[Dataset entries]
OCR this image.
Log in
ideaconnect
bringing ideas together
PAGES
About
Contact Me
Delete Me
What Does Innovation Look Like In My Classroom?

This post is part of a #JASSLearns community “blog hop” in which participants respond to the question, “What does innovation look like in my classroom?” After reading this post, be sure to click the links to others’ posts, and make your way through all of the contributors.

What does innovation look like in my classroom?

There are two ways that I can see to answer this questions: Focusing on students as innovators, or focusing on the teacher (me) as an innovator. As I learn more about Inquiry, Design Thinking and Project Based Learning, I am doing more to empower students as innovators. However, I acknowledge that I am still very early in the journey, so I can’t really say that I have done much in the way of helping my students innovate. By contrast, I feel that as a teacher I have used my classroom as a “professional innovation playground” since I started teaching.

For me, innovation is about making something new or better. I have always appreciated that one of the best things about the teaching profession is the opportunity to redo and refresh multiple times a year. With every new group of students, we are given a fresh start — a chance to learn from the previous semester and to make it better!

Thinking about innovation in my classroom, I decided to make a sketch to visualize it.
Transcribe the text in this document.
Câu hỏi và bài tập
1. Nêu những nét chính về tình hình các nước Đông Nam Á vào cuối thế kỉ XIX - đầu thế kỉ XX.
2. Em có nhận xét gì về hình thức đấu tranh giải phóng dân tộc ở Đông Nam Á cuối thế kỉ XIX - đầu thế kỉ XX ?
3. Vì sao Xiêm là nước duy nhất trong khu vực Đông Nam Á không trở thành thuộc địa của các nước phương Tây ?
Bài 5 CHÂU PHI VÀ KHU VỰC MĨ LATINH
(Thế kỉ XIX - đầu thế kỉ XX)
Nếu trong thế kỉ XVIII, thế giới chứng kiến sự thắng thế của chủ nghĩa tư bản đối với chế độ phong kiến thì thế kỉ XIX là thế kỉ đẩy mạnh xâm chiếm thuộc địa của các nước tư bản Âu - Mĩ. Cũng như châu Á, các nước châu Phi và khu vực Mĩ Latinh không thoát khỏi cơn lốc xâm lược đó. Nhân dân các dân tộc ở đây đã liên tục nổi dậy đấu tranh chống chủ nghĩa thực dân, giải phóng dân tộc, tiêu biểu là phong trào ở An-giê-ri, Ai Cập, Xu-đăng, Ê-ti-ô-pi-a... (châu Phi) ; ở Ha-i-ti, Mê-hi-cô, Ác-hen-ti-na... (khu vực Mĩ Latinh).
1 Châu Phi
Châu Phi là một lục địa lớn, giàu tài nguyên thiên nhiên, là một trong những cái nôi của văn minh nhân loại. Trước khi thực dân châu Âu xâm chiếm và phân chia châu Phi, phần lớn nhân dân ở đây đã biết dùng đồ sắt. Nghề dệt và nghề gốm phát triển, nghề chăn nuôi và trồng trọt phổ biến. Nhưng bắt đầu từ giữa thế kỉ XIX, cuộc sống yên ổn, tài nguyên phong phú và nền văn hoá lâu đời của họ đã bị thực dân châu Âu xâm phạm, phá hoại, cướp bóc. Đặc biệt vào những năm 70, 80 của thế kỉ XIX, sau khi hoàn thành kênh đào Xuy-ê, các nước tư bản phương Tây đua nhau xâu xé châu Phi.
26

What you are asked to do:
Collect the complete line wherever the string "phương" appears in the records.

The completed task:
3. Vì sao Xiêm là nước duy nhất trong khu vực Đông Nam Á không trở thành thuộc địa của các nước phương Tây ?
Châu Phi là một lục địa lớn, giàu tài nguyên thiên nhiên, là một trong những cái nôi của văn minh nhân loại. Trước khi thực dân châu Âu xâm chiếm và phân chia châu Phi, phần lớn nhân dân ở đây đã biết dùng đồ sắt. Nghề dệt và nghề gốm phát triển, nghề chăn nuôi và trồng trọt phổ biến. Nhưng bắt đầu từ giữa thế kỉ XIX, cuộc sống yên ổn, tài nguyên phong phú và nền văn hoá lâu đời của họ đã bị thực dân châu Âu xâm phạm, phá hoại, cướp bóc. Đặc biệt vào những năm 70, 80 của thế kỉ XIX, sau khi hoàn thành kênh đào Xuy-ê, các nước tư bản phương Tây đua nhau xâu xé châu Phi.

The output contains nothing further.